Data records:
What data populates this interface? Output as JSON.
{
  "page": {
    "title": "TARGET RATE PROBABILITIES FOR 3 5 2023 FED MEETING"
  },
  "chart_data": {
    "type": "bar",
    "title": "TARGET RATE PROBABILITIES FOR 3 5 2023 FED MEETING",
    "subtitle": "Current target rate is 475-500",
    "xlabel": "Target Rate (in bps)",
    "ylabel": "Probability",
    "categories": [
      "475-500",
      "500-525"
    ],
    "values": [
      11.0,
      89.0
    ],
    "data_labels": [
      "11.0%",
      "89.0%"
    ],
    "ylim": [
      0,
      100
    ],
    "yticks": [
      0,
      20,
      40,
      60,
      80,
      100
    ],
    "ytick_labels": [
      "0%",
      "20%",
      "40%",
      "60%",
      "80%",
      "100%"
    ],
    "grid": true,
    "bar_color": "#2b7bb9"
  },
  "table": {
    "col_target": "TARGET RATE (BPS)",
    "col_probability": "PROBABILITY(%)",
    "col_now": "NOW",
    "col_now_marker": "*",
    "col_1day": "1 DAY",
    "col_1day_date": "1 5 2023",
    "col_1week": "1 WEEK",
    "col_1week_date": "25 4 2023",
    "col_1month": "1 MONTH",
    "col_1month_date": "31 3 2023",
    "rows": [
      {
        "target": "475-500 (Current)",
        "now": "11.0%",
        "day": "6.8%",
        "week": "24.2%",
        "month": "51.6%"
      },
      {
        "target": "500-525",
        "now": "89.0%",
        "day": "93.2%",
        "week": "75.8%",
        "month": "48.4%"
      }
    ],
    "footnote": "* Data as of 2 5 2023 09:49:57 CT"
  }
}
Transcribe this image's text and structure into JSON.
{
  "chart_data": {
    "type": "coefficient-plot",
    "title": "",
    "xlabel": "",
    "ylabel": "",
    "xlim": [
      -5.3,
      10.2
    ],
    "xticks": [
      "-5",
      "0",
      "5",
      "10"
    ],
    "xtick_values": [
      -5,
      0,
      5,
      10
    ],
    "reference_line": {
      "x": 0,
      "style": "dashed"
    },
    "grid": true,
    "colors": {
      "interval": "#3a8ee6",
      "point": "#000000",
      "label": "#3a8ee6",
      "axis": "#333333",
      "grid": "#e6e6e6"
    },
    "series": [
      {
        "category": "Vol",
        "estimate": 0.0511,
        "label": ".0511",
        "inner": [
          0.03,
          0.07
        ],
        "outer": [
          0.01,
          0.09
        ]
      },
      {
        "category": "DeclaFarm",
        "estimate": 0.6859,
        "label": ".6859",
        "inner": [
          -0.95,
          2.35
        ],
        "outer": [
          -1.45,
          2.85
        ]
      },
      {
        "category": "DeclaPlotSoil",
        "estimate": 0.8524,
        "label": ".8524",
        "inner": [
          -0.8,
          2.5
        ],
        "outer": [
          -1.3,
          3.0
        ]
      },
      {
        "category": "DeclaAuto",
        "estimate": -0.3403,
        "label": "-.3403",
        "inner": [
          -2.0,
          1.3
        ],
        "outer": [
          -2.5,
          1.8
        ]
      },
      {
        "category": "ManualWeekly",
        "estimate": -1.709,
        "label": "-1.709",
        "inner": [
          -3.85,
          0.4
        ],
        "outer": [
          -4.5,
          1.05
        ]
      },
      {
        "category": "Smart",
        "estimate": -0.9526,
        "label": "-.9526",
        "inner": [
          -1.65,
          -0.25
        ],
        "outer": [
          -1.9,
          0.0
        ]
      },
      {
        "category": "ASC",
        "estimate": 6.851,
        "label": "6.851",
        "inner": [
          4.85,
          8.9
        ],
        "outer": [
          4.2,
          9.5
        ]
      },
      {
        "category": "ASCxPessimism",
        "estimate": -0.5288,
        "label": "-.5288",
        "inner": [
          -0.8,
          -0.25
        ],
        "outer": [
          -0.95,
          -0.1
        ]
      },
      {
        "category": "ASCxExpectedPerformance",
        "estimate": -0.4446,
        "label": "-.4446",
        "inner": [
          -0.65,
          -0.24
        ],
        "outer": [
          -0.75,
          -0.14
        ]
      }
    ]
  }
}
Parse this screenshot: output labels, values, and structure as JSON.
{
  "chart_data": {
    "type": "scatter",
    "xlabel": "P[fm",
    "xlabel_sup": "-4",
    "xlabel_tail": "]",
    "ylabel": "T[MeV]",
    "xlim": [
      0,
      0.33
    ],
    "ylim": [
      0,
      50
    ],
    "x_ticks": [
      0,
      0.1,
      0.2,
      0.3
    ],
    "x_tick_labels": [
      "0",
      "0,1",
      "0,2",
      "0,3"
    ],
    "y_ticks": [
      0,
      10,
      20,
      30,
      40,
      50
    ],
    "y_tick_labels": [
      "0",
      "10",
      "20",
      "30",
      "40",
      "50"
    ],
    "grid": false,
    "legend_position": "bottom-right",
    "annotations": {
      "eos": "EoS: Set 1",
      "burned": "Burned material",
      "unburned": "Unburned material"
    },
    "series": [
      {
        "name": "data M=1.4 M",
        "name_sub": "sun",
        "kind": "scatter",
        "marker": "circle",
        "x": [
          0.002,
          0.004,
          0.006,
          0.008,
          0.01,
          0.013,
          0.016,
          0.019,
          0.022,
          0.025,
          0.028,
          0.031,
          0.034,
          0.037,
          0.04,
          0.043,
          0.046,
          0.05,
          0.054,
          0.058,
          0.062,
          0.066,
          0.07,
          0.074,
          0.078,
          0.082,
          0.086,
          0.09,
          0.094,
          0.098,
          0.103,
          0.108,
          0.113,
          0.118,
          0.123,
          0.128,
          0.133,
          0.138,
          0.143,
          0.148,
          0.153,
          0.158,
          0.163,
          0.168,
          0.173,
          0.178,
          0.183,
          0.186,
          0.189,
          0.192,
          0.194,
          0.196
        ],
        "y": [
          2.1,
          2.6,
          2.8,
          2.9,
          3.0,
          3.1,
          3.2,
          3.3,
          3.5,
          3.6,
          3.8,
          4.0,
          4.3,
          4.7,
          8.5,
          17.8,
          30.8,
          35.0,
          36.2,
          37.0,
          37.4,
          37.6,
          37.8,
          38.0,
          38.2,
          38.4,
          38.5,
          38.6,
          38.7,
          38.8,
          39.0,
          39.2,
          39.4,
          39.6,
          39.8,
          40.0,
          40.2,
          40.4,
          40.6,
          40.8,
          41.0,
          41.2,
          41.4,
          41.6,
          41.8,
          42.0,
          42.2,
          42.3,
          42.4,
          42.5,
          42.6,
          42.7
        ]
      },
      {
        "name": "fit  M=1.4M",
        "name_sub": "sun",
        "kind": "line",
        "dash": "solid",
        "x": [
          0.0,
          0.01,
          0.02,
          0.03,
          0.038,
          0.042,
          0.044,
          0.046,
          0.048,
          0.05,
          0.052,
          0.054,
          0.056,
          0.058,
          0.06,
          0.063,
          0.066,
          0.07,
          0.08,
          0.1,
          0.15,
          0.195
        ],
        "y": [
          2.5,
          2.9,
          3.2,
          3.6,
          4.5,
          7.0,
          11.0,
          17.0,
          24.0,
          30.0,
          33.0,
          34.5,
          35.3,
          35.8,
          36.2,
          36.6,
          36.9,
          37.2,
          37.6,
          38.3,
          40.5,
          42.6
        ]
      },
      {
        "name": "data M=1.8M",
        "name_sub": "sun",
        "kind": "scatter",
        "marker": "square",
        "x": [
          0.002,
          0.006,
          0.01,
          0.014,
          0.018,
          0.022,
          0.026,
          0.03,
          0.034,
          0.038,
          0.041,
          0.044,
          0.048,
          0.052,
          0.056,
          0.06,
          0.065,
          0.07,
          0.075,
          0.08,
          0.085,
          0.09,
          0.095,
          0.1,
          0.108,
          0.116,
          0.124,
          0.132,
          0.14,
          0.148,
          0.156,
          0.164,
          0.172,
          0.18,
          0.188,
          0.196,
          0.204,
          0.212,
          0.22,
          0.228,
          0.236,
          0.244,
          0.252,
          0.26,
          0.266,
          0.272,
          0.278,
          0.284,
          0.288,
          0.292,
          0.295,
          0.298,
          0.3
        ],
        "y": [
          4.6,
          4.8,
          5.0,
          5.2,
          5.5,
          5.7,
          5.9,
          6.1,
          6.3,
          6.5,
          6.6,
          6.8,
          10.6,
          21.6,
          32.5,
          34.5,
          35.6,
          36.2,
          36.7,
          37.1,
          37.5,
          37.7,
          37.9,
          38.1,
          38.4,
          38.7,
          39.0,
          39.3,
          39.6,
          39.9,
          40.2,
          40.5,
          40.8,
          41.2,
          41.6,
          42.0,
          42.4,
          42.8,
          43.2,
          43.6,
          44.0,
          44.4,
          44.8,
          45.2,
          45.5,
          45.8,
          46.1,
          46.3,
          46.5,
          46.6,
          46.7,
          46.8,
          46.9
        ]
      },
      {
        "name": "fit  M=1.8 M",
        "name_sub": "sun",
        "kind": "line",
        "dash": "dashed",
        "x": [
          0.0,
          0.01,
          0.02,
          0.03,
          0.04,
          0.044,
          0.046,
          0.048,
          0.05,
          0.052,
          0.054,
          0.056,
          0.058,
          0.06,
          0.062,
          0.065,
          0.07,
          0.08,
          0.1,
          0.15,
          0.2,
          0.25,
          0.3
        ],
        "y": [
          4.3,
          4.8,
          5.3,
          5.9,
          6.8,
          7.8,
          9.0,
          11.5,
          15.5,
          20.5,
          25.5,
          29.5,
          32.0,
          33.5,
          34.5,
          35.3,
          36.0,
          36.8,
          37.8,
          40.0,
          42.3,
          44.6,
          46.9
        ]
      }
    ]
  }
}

Exercise instructions: Copy every line in the records above that contains the word "Current".

Worked answer:
    "subtitle": "Current target rate is 475-500",
        "target": "475-500 (Current)",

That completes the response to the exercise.